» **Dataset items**
↓

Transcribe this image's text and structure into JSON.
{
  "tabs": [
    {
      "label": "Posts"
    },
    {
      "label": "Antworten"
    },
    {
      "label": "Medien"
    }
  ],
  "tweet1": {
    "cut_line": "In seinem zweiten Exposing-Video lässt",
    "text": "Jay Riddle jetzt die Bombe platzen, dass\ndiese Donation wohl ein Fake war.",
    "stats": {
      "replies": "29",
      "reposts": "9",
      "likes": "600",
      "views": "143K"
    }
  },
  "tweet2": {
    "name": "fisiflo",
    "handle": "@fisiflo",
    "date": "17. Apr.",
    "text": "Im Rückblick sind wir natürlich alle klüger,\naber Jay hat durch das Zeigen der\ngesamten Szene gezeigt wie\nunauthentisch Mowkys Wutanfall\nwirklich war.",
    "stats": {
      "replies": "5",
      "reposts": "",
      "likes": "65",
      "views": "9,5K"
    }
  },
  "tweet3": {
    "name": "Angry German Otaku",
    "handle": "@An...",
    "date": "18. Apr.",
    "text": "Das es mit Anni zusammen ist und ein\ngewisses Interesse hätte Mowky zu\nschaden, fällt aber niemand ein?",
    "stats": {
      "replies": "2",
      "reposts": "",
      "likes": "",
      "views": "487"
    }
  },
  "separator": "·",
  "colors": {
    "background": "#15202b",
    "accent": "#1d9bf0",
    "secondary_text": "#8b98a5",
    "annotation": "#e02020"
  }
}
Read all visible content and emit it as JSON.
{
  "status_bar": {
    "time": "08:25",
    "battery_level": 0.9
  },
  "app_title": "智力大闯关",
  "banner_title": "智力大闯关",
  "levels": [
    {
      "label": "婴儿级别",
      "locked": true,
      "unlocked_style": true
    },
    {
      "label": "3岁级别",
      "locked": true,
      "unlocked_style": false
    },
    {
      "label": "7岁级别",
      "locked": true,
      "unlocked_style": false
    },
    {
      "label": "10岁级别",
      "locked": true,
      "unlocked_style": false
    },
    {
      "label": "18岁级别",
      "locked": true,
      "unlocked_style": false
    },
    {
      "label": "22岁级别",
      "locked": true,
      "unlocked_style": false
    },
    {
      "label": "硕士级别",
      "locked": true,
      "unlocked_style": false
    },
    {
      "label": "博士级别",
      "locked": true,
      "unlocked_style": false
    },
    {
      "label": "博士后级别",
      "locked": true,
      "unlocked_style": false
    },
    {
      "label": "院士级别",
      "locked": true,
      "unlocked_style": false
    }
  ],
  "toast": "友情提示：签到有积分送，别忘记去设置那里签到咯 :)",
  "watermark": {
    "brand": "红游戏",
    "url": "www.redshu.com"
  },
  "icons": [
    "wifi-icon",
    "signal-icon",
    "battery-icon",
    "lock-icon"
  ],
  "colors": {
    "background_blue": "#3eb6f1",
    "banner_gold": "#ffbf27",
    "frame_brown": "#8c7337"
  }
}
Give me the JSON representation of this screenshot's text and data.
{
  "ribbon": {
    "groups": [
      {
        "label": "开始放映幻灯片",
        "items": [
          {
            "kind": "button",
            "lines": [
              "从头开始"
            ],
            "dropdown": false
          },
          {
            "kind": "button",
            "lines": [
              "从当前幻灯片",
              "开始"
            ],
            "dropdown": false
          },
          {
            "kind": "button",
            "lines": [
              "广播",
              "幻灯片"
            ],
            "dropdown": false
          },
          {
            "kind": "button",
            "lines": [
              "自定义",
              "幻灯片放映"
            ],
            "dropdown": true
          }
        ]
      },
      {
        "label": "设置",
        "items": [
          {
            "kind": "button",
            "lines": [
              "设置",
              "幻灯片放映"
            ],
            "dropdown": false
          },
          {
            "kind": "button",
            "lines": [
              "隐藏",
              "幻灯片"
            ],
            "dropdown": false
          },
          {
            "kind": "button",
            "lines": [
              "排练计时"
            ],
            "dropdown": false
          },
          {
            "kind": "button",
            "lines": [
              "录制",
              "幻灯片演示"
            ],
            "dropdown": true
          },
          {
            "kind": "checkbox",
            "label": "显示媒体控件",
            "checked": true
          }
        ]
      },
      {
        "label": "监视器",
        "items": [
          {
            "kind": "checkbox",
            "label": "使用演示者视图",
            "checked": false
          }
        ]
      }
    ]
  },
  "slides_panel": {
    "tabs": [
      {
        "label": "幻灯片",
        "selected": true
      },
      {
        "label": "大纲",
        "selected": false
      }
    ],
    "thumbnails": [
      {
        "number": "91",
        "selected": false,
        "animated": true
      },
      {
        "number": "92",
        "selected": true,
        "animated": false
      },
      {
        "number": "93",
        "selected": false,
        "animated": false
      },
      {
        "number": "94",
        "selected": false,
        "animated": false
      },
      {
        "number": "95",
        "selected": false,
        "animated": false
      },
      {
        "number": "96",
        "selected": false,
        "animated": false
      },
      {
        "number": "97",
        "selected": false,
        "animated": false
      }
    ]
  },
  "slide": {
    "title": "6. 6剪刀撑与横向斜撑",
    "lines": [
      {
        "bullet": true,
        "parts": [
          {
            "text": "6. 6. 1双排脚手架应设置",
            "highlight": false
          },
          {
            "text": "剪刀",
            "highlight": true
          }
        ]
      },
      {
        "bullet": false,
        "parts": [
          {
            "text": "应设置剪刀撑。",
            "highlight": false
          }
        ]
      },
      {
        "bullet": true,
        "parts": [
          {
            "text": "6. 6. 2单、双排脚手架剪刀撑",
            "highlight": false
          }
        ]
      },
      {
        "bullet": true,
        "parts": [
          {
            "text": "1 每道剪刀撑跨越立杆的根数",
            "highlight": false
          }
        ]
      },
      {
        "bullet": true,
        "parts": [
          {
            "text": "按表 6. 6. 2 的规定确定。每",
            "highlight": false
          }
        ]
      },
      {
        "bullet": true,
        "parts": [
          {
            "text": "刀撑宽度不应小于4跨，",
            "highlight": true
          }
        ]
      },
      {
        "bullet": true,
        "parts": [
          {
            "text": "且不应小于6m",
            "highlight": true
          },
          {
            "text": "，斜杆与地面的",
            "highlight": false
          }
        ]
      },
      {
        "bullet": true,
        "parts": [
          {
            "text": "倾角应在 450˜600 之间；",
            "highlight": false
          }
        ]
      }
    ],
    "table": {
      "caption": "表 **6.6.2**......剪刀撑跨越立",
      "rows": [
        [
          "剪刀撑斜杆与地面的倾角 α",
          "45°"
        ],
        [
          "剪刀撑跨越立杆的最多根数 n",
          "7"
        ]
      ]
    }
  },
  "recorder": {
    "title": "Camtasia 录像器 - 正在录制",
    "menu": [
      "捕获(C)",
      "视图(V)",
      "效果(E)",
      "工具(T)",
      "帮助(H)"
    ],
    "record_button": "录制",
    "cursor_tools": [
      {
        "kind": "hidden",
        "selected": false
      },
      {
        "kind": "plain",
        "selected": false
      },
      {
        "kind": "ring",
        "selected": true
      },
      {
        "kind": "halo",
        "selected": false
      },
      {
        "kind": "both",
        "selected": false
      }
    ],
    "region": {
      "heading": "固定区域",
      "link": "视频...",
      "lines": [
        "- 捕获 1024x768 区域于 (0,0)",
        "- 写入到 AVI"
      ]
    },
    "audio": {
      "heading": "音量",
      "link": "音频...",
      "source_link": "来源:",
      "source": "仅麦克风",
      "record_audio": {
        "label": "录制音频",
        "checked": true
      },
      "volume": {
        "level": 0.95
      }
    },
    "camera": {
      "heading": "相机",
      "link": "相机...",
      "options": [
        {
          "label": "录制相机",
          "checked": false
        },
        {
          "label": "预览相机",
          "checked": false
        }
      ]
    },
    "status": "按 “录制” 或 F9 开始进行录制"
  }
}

↑

» **Task details**
Repeat the data in its entirety, character for character.

» **Task answer**
Transcribe this image's text and structure into JSON.
{
  "tabs": [
    {
      "label": "Posts"
    },
    {
      "label": "Antworten"
    },
    {
      "label": "Medien"
    }
  ],
  "tweet1": {
    "cut_line": "In seinem zweiten Exposing-Video lässt",
    "text": "Jay Riddle jetzt die Bombe platzen, dass\ndiese Donation wohl ein Fake war.",
    "stats": {
      "replies": "29",
      "reposts": "9",
      "likes": "600",
      "views": "143K"
    }
  },
  "tweet2": {
    "name": "fisiflo",
    "handle": "@fisiflo",
    "date": "17. Apr.",
    "text": "Im Rückblick sind wir natürlich alle klüger,\naber Jay hat durch das Zeigen der\ngesamten Szene gezeigt wie\nunauthentisch Mowkys Wutanfall\nwirklich war.",
    "stats": {
      "replies": "5",
      "reposts": "",
      "likes": "65",
      "views": "9,5K"
    }
  },
  "tweet3": {
    "name": "Angry German Otaku",
    "handle": "@An...",
    "date": "18. Apr.",
    "text": "Das es mit Anni zusammen ist und ein\ngewisses Interesse hätte Mowky zu\nschaden, fällt aber niemand ein?",
    "stats": {
      "replies": "2",
      "reposts": "",
      "likes": "",
      "views": "487"
    }
  },
  "separator": "·",
  "colors": {
    "background": "#15202b",
    "accent": "#1d9bf0",
    "secondary_text": "#8b98a5",
    "annotation": "#e02020"
  }
}
Read all visible content and emit it as JSON.
{
  "status_bar": {
    "time": "08:25",
    "battery_level": 0.9
  },
  "app_title": "智力大闯关",
  "banner_title": "智力大闯关",
  "levels": [
    {
      "label": "婴儿级别",
      "locked": true,
      "unlocked_style": true
    },
    {
      "label": "3岁级别",
      "locked": true,
      "unlocked_style": false
    },
    {
      "label": "7岁级别",
      "locked": true,
      "unlocked_style": false
    },
    {
      "label": "10岁级别",
      "locked": true,
      "unlocked_style": false
    },
    {
      "label": "18岁级别",
      "locked": true,
      "unlocked_style": false
    },
    {
      "label": "22岁级别",
      "locked": true,
      "unlocked_style": false
    },
    {
      "label": "硕士级别",
      "locked": true,
      "unlocked_style": false
    },
    {
      "label": "博士级别",
      "locked": true,
      "unlocked_style": false
    },
    {
      "label": "博士后级别",
      "locked": true,
      "unlocked_style": false
    },
    {
      "label": "院士级别",
      "locked": true,
      "unlocked_style": false
    }
  ],
  "toast": "友情提示：签到有积分送，别忘记去设置那里签到咯 :)",
  "watermark": {
    "brand": "红游戏",
    "url": "www.redshu.com"
  },
  "icons": [
    "wifi-icon",
    "signal-icon",
    "battery-icon",
    "lock-icon"
  ],
  "colors": {
    "background_blue": "#3eb6f1",
    "banner_gold": "#ffbf27",
    "frame_brown": "#8c7337"
  }
}
Give me the JSON representation of this screenshot's text and data.
{
  "ribbon": {
    "groups": [
      {
        "label": "开始放映幻灯片",
        "items": [
          {
            "kind": "button",
            "lines": [
              "从头开始"
            ],
            "dropdown": false
          },
          {
            "kind": "button",
            "lines": [
              "从当前幻灯片",
              "开始"
            ],
            "dropdown": false
          },
          {
            "kind": "button",
            "lines": [
              "广播",
              "幻灯片"
            ],
            "dropdown": false
          },
          {
            "kind": "button",
            "lines": [
              "自定义",
              "幻灯片放映"
            ],
            "dropdown": true
          }
        ]
      },
      {
        "label": "设置",
        "items": [
          {
            "kind": "button",
            "lines": [
              "设置",
              "幻灯片放映"
            ],
            "dropdown": false
          },
          {
            "kind": "button",
            "lines": [
              "隐藏",
              "幻灯片"
            ],
            "dropdown": false
          },
          {
            "kind": "button",
            "lines": [
              "排练计时"
            ],
            "dropdown": false
          },
          {
            "kind": "button",
            "lines": [
              "录制",
              "幻灯片演示"
            ],
            "dropdown": true
          },
          {
            "kind": "checkbox",
            "label": "显示媒体控件",
            "checked": true
          }
        ]
      },
      {
        "label": "监视器",
        "items": [
          {
            "kind": "checkbox",
            "label": "使用演示者视图",
            "checked": false
          }
        ]
      }
    ]
  },
  "slides_panel": {
    "tabs": [
      {
        "label": "幻灯片",
        "selected": true
      },
      {
        "label": "大纲",
        "selected": false
      }
    ],
    "thumbnails": [
      {
        "number": "91",
        "selected": false,
        "animated": true
      },
      {
        "number": "92",
        "selected": true,
        "animated": false
      },
      {
        "number": "93",
        "selected": false,
        "animated": false
      },
      {
        "number": "94",
        "selected": false,
        "animated": false
      },
      {
        "number": "95",
        "selected": false,
        "animated": false
      },
      {
        "number": "96",
        "selected": false,
        "animated": false
      },
      {
        "number": "97",
        "selected": false,
        "animated": false
      }
    ]
  },
  "slide": {
    "title": "6. 6剪刀撑与横向斜撑",
    "lines": [
      {
        "bullet": true,
        "parts": [
          {
            "text": "6. 6. 1双排脚手架应设置",
            "highlight": false
          },
          {
            "text": "剪刀",
            "highlight": true
          }
        ]
      },
      {
        "bullet": false,
        "parts": [
          {
            "text": "应设置剪刀撑。",
            "highlight": false
          }
        ]
      },
      {
        "bullet": true,
        "parts": [
          {
            "text": "6. 6. 2单、双排脚手架剪刀撑",
            "highlight": false
          }
        ]
      },
      {
        "bullet": true,
        "parts": [
          {
            "text": "1 每道剪刀撑跨越立杆的根数",
            "highlight": false
          }
        ]
      },
      {
        "bullet": true,
        "parts": [
          {
            "text": "按表 6. 6. 2 的规定确定。每",
            "highlight": false
          }
        ]
      },
      {
        "bullet": true,
        "parts": [
          {
            "text": "刀撑宽度不应小于4跨，",
            "highlight": true
          }
        ]
      },
      {
        "bullet": true,
        "parts": [
          {
            "text": "且不应小于6m",
            "highlight": true
          },
          {
            "text": "，斜杆与地面的",
            "highlight": false
          }
        ]
      },
      {
        "bullet": true,
        "parts": [
          {
            "text": "倾角应在 450˜600 之间；",
            "highlight": false
          }
        ]
      }
    ],
    "table": {
      "caption": "表 **6.6.2**......剪刀撑跨越立",
      "rows": [
        [
          "剪刀撑斜杆与地面的倾角 α",
          "45°"
        ],
        [
          "剪刀撑跨越立杆的最多根数 n",
          "7"
        ]
      ]
    }
  },
  "recorder": {
    "title": "Camtasia 录像器 - 正在录制",
    "menu": [
      "捕获(C)",
      "视图(V)",
      "效果(E)",
      "工具(T)",
      "帮助(H)"
    ],
    "record_button": "录制",
    "cursor_tools": [
      {
        "kind": "hidden",
        "selected": false
      },
      {
        "kind": "plain",
        "selected": false
      },
      {
        "kind": "ring",
        "selected": true
      },
      {
        "kind": "halo",
        "selected": false
      },
      {
        "kind": "both",
        "selected": false
      }
    ],
    "region": {
      "heading": "固定区域",
      "link": "视频...",
      "lines": [
        "- 捕获 1024x768 区域于 (0,0)",
        "- 写入到 AVI"
      ]
    },
    "audio": {
      "heading": "音量",
      "link": "音频...",
      "source_link": "来源:",
      "source": "仅麦克风",
      "record_audio": {
        "label": "录制音频",
        "checked": true
      },
      "volume": {
        "level": 0.95
      }
    },
    "camera": {
      "heading": "相机",
      "link": "相机...",
      "options": [
        {
          "label": "录制相机",
          "checked": false
        },
        {
          "label": "预览相机",
          "checked": false
        }
      ]
    },
    "status": "按 “录制” 或 F9 开始进行录制"
  }
}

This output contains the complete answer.